* _What to do_:
Restate all the material verbatim, except for the pictures.
━━━━━━━━━━
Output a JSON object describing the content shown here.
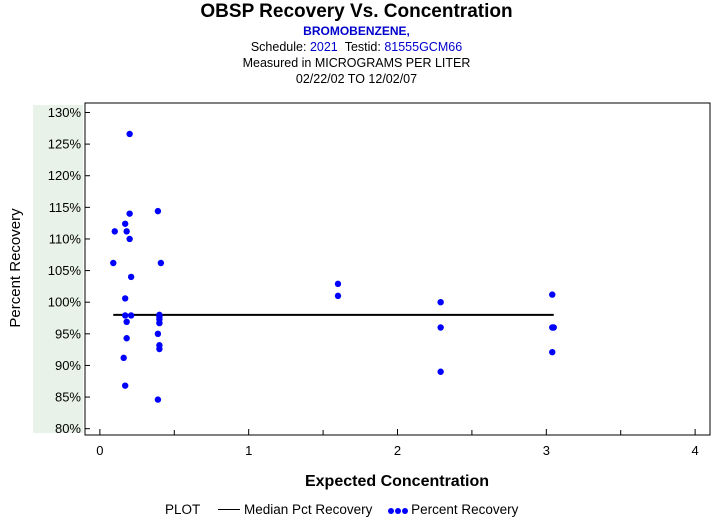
{
  "header": {
    "title": "OBSP Recovery Vs. Concentration",
    "compound": "BROMOBENZENE,",
    "schedule_label": "Schedule:",
    "schedule_value": "2021",
    "testid_label": "Testid:",
    "testid_value": "81555GCM66",
    "measured": "Measured in  MICROGRAMS PER LITER",
    "date_range": "02/22/02 TO 12/02/07"
  },
  "legend": {
    "plot_label": "PLOT",
    "median_label": "Median Pct Recovery",
    "recovery_label": "Percent Recovery"
  },
  "colors": {
    "points": "#0000ff",
    "median_line": "#000000",
    "header_accent": "#0000cc",
    "tick_band": "#e8f2e8"
  },
  "chart_data": {
    "type": "scatter",
    "title": "OBSP Recovery Vs. Concentration",
    "xlabel": "Expected Concentration",
    "ylabel": "Percent Recovery",
    "xlim": [
      -0.1,
      4.1
    ],
    "ylim": [
      79,
      131.5
    ],
    "x_ticks": [
      0,
      1,
      2,
      3,
      4
    ],
    "x_tick_labels": [
      "0",
      "1",
      "2",
      "3",
      "4"
    ],
    "y_ticks": [
      80,
      85,
      90,
      95,
      100,
      105,
      110,
      115,
      120,
      125,
      130
    ],
    "y_tick_labels": [
      "80%",
      "85%",
      "90%",
      "95%",
      "100%",
      "105%",
      "110%",
      "115%",
      "120%",
      "125%",
      "130%"
    ],
    "median": {
      "name": "Median Pct Recovery",
      "value": 98,
      "x_range": [
        0.09,
        3.05
      ]
    },
    "series": [
      {
        "name": "Percent Recovery",
        "points": [
          [
            0.1,
            111.2
          ],
          [
            0.09,
            106.2
          ],
          [
            0.17,
            112.4
          ],
          [
            0.18,
            111.2
          ],
          [
            0.17,
            100.6
          ],
          [
            0.17,
            97.9
          ],
          [
            0.18,
            96.9
          ],
          [
            0.18,
            94.3
          ],
          [
            0.16,
            91.2
          ],
          [
            0.17,
            86.8
          ],
          [
            0.2,
            126.6
          ],
          [
            0.2,
            114
          ],
          [
            0.2,
            110
          ],
          [
            0.21,
            104
          ],
          [
            0.21,
            97.9
          ],
          [
            0.39,
            114.4
          ],
          [
            0.41,
            106.2
          ],
          [
            0.4,
            98
          ],
          [
            0.4,
            97.7
          ],
          [
            0.4,
            97.3
          ],
          [
            0.4,
            96.7
          ],
          [
            0.39,
            95
          ],
          [
            0.4,
            93.2
          ],
          [
            0.4,
            92.6
          ],
          [
            0.39,
            84.6
          ],
          [
            1.6,
            102.9
          ],
          [
            1.6,
            101
          ],
          [
            2.29,
            100
          ],
          [
            2.29,
            96
          ],
          [
            2.29,
            89
          ],
          [
            3.04,
            101.2
          ],
          [
            3.04,
            96
          ],
          [
            3.05,
            96
          ],
          [
            3.04,
            92.1
          ]
        ]
      }
    ]
  }
}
━━━━━━━━━━
* _Finished exercise_:
Output a JSON object describing the content shown here.
{
  "header": {
    "title": "OBSP Recovery Vs. Concentration",
    "compound": "BROMOBENZENE,",
    "schedule_label": "Schedule:",
    "schedule_value": "2021",
    "testid_label": "Testid:",
    "testid_value": "81555GCM66",
    "measured": "Measured in  MICROGRAMS PER LITER",
    "date_range": "02/22/02 TO 12/02/07"
  },
  "legend": {
    "plot_label": "PLOT",
    "median_label": "Median Pct Recovery",
    "recovery_label": "Percent Recovery"
  },
  "colors": {
    "points": "#0000ff",
    "median_line": "#000000",
    "header_accent": "#0000cc",
    "tick_band": "#e8f2e8"
  },
  "chart_data": {
    "type": "scatter",
    "title": "OBSP Recovery Vs. Concentration",
    "xlabel": "Expected Concentration",
    "ylabel": "Percent Recovery",
    "xlim": [
      -0.1,
      4.1
    ],
    "ylim": [
      79,
      131.5
    ],
    "x_ticks": [
      0,
      1,
      2,
      3,
      4
    ],
    "x_tick_labels": [
      "0",
      "1",
      "2",
      "3",
      "4"
    ],
    "y_ticks": [
      80,
      85,
      90,
      95,
      100,
      105,
      110,
      115,
      120,
      125,
      130
    ],
    "y_tick_labels": [
      "80%",
      "85%",
      "90%",
      "95%",
      "100%",
      "105%",
      "110%",
      "115%",
      "120%",
      "125%",
      "130%"
    ],
    "median": {
      "name": "Median Pct Recovery",
      "value": 98,
      "x_range": [
        0.09,
        3.05
      ]
    },
    "series": [
      {
        "name": "Percent Recovery",
        "points": [
          [
            0.1,
            111.2
          ],
          [
            0.09,
            106.2
          ],
          [
            0.17,
            112.4
          ],
          [
            0.18,
            111.2
          ],
          [
            0.17,
            100.6
          ],
          [
            0.17,
            97.9
          ],
          [
            0.18,
            96.9
          ],
          [
            0.18,
            94.3
          ],
          [
            0.16,
            91.2
          ],
          [
            0.17,
            86.8
          ],
          [
            0.2,
            126.6
          ],
          [
            0.2,
            114
          ],
          [
            0.2,
            110
          ],
          [
            0.21,
            104
          ],
          [
            0.21,
            97.9
          ],
          [
            0.39,
            114.4
          ],
          [
            0.41,
            106.2
          ],
          [
            0.4,
            98
          ],
          [
            0.4,
            97.7
          ],
          [
            0.4,
            97.3
          ],
          [
            0.4,
            96.7
          ],
          [
            0.39,
            95
          ],
          [
            0.4,
            93.2
          ],
          [
            0.4,
            92.6
          ],
          [
            0.39,
            84.6
          ],
          [
            1.6,
            102.9
          ],
          [
            1.6,
            101
          ],
          [
            2.29,
            100
          ],
          [
            2.29,
            96
          ],
          [
            2.29,
            89
          ],
          [
            3.04,
            101.2
          ],
          [
            3.04,
            96
          ],
          [
            3.05,
            96
          ],
          [
            3.04,
            92.1
          ]
        ]
      }
    ]
  }
}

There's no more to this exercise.